* start GIVEN RECORDS *
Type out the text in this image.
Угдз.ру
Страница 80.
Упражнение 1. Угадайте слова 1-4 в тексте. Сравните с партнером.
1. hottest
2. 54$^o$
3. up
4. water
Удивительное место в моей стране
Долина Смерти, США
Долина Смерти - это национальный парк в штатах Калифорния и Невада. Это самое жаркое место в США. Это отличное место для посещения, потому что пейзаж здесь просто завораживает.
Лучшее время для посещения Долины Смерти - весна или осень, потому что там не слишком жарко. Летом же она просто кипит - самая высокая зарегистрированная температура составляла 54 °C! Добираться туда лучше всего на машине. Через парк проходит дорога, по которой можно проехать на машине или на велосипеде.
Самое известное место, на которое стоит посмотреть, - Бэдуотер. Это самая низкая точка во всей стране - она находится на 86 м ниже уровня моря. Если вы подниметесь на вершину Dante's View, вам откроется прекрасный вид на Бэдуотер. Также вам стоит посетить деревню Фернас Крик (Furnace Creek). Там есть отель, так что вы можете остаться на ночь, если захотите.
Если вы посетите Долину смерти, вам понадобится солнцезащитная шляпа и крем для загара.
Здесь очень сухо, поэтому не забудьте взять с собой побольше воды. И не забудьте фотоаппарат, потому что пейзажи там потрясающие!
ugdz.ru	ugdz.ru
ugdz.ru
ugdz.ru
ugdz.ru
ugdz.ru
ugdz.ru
* end GIVEN RECORDS *
■ REQUIRED WORK ■
Extract all of the data shown above without alteration.

■ SOLUTION TO THIS TASK ■
Type out the text in this image.
Угдз.ру
Страница 80.
Упражнение 1. Угадайте слова 1-4 в тексте. Сравните с партнером.
1. hottest
2. 54$^o$
3. up
4. water
Удивительное место в моей стране
Долина Смерти, США
Долина Смерти - это национальный парк в штатах Калифорния и Невада. Это самое жаркое место в США. Это отличное место для посещения, потому что пейзаж здесь просто завораживает.
Лучшее время для посещения Долины Смерти - весна или осень, потому что там не слишком жарко. Летом же она просто кипит - самая высокая зарегистрированная температура составляла 54 °C! Добираться туда лучше всего на машине. Через парк проходит дорога, по которой можно проехать на машине или на велосипеде.
Самое известное место, на которое стоит посмотреть, - Бэдуотер. Это самая низкая точка во всей стране - она находится на 86 м ниже уровня моря. Если вы подниметесь на вершину Dante's View, вам откроется прекрасный вид на Бэдуотер. Также вам стоит посетить деревню Фернас Крик (Furnace Creek). Там есть отель, так что вы можете остаться на ночь, если захотите.
Если вы посетите Долину смерти, вам понадобится солнцезащитная шляпа и крем для загара.
Здесь очень сухо, поэтому не забудьте взять с собой побольше воды. И не забудьте фотоаппарат, потому что пейзажи там потрясающие!
ugdz.ru	ugdz.ru
ugdz.ru
ugdz.ru
ugdz.ru
ugdz.ru
ugdz.ru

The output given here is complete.